Appeal by defendant from the Municipal Court of Chicago; the Hon. JOHN V. McCORMICK, Judge, presiding. Heard in the second division of this court for the first district at the April term, 1952. Judgment reversed and cause remanded with directions. Opinion filed November 25, 1952. Released for publication December 16, 1952.


This is an appeal from a judgment for $2,215.87 in a case tried by the court without a jury. The complaint alleged that defendant issued its policy of insurance October 7, 1922 in the sum of $3,000 on the life of Calvin L. Webb, with plaintiff as beneficiary; that the insured died July 19, 1946, whereupon there became due the sum of $3,000. To this complaint defendant filed a sworn answer, alleging that on October 17, 1943 the policy lapsed for nonpayment of a premium and that in accordance with the "nonforfeiture" provisions of the policy (sometimes referred to as the "Cash Loan and Non-Forfeiture Benefits" provisions), defendant applied the value of the policy as of that time to paid-up nonparticipating term insurance in the sum of $1,959, which term insurance expired March 29, 1946, and that therefore no insurance was in effect at the time of the insured's death. To this sworn answer plaintiff filed a sworn reply. Paragraphs 2 and 3 of the reply assert that the policy was in effect on the date of death, pursuant to the "Cash Loan and Non-Forfeiture Benefits" provision, and that "including the tables therein," there was in effect at the time of the insured's death, "`Paid-Up Term Insurance' for the face amount of said policy and extended to the year 1955."

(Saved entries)
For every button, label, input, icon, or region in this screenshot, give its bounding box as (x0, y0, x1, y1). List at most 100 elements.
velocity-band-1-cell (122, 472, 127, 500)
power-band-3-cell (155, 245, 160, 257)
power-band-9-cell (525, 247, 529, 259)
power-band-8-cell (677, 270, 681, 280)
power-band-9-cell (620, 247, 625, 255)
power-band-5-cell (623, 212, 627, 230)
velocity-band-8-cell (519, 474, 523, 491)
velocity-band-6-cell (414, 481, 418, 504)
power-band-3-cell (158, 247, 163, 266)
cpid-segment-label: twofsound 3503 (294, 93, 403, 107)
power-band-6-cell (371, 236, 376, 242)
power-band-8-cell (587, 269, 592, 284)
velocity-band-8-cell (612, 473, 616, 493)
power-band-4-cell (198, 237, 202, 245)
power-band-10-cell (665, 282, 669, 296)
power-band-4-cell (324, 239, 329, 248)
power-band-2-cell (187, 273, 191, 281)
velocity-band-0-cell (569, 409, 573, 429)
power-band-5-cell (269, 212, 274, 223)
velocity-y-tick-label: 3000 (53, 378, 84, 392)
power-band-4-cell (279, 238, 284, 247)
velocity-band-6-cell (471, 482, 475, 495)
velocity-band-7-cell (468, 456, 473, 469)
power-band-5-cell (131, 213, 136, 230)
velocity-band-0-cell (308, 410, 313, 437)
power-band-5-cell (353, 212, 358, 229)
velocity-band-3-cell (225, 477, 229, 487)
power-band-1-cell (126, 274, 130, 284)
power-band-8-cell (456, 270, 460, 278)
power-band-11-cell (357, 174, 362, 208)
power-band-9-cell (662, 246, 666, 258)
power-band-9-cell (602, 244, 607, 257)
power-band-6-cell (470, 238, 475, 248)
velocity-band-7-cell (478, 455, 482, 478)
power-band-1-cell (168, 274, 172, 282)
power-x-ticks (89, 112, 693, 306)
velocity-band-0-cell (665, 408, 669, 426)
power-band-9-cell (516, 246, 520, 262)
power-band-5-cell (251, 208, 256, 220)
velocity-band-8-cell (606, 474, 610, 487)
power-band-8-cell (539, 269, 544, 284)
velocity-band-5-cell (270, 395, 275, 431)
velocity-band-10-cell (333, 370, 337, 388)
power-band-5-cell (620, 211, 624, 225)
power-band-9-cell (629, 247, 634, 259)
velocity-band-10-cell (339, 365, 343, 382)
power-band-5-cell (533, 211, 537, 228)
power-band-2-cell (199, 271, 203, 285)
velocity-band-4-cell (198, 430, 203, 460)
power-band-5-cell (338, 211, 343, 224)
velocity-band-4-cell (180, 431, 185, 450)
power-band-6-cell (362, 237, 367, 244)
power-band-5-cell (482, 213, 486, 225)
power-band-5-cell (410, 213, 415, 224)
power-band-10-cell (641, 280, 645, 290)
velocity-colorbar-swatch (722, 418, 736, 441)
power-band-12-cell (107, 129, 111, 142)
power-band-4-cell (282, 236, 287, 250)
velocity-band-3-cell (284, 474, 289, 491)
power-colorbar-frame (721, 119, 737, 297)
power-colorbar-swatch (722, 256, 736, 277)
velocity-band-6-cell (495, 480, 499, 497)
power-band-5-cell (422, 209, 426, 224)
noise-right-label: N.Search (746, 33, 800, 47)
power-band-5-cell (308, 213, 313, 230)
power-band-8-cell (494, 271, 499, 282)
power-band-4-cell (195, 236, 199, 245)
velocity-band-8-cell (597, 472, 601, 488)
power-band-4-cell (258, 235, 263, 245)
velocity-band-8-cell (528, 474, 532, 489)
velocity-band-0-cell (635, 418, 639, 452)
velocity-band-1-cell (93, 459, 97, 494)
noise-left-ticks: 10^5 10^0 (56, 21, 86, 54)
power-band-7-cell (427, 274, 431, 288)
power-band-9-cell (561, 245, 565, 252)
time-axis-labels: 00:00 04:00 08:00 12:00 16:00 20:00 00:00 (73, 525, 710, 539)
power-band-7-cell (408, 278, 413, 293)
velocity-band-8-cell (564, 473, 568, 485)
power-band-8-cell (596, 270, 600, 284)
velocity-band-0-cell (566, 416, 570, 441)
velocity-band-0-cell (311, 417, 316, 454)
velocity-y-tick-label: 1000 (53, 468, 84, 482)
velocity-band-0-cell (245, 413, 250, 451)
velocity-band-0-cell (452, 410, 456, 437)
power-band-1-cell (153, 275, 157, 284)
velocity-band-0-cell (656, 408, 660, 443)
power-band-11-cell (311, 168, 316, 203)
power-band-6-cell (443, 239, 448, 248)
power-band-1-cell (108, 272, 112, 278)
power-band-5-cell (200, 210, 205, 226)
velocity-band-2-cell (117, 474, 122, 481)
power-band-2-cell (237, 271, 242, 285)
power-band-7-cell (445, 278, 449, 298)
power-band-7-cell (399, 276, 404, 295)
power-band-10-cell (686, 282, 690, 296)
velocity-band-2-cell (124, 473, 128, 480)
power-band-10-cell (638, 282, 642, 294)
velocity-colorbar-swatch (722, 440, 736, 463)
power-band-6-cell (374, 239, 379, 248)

> _What you have to do_:
Reproduce everything in the court opinion from "Appeal by defendant" down to "December 16, 1952.", renaming "second division" as "third division".

> _Exercise output_:
Appeal by defendant from the Municipal Court of Chicago; the Hon. JOHN V. McCORMICK, Judge, presiding. Heard in the third division of this court for the first district at the April term, 1952. Judgment reversed and cause remanded with directions. Opinion filed November 25, 1952. Released for publication December 16, 1952.